───── RECORDED INFORMATION

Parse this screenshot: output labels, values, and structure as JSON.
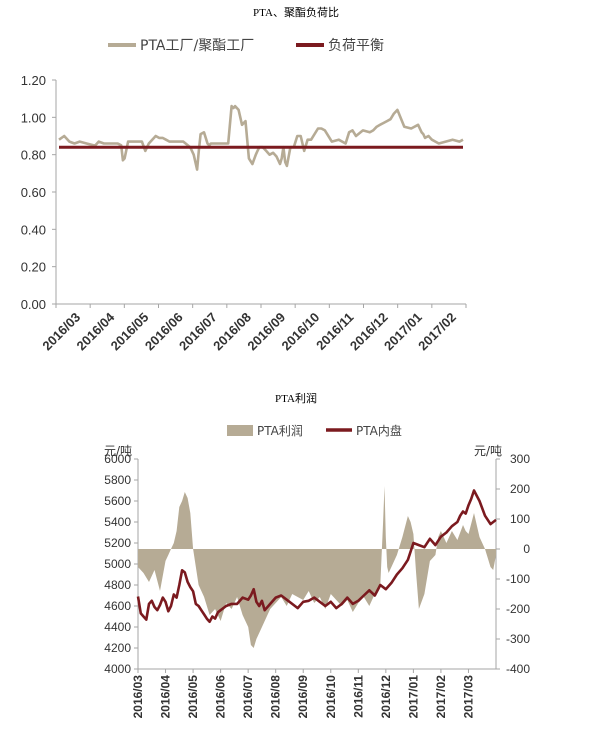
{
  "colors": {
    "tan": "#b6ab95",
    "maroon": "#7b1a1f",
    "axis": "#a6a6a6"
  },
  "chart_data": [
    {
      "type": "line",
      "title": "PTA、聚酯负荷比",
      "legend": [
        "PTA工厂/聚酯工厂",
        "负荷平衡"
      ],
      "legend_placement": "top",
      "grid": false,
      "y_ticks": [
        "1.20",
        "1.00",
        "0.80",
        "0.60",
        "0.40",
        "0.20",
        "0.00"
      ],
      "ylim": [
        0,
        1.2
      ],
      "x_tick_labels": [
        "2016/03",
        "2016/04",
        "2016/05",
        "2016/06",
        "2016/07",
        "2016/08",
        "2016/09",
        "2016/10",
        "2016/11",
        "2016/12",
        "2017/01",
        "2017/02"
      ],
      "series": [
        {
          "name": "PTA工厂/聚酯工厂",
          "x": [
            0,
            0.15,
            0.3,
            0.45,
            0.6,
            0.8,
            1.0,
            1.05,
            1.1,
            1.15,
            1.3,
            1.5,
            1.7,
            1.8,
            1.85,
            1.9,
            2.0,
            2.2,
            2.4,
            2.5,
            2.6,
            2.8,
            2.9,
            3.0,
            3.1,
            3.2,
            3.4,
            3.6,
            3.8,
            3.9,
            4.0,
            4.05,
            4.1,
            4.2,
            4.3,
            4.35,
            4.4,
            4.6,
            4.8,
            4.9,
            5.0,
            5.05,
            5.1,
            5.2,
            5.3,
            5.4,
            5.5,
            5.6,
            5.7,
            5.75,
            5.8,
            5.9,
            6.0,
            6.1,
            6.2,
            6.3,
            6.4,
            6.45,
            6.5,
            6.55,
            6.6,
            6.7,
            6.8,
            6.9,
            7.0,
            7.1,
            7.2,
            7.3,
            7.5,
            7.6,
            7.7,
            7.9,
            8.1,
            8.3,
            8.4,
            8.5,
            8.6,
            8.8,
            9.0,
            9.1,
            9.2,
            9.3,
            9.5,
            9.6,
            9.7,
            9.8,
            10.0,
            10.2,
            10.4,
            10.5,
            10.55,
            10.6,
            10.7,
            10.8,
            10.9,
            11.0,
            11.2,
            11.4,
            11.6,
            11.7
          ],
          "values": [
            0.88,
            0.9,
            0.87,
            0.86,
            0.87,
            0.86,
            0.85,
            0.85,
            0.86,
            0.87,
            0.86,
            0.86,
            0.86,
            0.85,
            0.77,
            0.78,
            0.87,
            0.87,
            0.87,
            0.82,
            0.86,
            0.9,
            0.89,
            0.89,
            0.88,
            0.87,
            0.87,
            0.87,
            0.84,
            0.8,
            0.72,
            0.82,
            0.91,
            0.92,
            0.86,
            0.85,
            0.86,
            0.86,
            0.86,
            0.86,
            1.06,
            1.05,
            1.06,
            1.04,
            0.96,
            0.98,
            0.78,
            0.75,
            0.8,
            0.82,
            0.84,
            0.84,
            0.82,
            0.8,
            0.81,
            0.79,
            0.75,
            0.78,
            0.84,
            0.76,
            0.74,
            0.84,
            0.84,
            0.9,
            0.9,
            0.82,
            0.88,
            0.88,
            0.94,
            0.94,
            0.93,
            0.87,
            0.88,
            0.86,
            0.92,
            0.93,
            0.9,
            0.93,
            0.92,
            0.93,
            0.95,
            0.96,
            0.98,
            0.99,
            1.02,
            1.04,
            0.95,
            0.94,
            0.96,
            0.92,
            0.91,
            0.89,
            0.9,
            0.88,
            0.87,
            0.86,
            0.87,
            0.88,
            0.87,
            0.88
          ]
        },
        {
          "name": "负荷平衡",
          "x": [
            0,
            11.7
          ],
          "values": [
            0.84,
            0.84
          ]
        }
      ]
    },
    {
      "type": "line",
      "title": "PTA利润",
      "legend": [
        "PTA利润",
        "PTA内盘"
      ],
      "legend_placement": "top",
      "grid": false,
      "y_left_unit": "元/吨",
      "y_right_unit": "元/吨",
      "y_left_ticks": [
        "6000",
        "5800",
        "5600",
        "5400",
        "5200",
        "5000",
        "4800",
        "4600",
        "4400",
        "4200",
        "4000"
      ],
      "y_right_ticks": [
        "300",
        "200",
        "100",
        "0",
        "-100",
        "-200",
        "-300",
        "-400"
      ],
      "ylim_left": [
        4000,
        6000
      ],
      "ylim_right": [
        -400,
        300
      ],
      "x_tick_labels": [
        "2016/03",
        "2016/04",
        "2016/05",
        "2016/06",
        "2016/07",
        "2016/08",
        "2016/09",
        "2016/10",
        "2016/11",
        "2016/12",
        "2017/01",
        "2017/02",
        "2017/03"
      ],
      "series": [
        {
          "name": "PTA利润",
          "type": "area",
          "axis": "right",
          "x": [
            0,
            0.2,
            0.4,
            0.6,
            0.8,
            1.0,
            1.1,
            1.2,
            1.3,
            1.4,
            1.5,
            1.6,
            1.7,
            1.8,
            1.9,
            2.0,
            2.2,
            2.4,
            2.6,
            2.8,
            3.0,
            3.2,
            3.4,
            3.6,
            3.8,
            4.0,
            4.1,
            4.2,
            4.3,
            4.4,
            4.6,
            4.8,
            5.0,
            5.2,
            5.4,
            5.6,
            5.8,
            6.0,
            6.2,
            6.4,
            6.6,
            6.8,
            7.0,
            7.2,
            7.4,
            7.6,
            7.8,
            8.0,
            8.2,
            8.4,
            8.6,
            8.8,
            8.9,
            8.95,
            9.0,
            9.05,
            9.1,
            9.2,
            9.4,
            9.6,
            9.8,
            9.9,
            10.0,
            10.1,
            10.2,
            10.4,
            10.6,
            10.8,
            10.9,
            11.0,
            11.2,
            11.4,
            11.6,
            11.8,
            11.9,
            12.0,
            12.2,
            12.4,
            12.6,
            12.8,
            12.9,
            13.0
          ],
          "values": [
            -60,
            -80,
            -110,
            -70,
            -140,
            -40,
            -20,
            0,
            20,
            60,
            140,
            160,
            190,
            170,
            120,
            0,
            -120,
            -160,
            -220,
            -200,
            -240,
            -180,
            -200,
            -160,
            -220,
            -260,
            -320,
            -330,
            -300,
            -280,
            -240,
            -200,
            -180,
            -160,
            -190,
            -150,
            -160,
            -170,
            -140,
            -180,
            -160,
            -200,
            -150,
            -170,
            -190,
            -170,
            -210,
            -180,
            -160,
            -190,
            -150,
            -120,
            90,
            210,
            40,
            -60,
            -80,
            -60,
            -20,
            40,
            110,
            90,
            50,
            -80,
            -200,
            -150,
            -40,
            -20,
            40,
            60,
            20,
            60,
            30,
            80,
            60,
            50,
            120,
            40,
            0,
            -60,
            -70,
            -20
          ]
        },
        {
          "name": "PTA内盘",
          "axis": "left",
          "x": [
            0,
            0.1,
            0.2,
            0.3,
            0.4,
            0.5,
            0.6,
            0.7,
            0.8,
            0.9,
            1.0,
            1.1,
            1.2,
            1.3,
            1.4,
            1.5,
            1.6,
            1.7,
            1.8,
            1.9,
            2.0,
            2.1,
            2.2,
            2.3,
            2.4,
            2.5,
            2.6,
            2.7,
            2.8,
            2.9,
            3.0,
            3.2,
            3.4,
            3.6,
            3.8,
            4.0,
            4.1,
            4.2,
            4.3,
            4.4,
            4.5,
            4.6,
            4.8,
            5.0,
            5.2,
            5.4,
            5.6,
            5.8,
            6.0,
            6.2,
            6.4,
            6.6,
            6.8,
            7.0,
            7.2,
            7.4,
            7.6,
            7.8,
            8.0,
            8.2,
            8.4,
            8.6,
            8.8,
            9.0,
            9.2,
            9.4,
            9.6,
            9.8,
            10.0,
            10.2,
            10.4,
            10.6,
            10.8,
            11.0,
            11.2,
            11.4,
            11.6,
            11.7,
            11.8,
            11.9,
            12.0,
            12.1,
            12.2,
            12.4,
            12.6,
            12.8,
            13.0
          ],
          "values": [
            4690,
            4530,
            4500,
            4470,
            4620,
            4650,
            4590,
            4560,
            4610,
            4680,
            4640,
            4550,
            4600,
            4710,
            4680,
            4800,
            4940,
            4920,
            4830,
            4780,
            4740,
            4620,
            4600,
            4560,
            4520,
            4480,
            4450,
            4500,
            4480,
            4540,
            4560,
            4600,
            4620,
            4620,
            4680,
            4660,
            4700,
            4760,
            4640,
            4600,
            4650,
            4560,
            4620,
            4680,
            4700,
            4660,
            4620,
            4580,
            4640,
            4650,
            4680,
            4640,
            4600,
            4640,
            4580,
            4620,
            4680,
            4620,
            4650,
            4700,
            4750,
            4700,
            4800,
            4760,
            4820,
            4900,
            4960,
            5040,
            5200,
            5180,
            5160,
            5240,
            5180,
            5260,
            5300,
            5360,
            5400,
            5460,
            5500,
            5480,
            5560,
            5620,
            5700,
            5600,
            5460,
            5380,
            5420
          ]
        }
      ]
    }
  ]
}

──────────

WHAT YOU ARE ASKED TO DO -
In the entries above, count each line holding "name" and report the total and nothing more.

RESPONSE -
4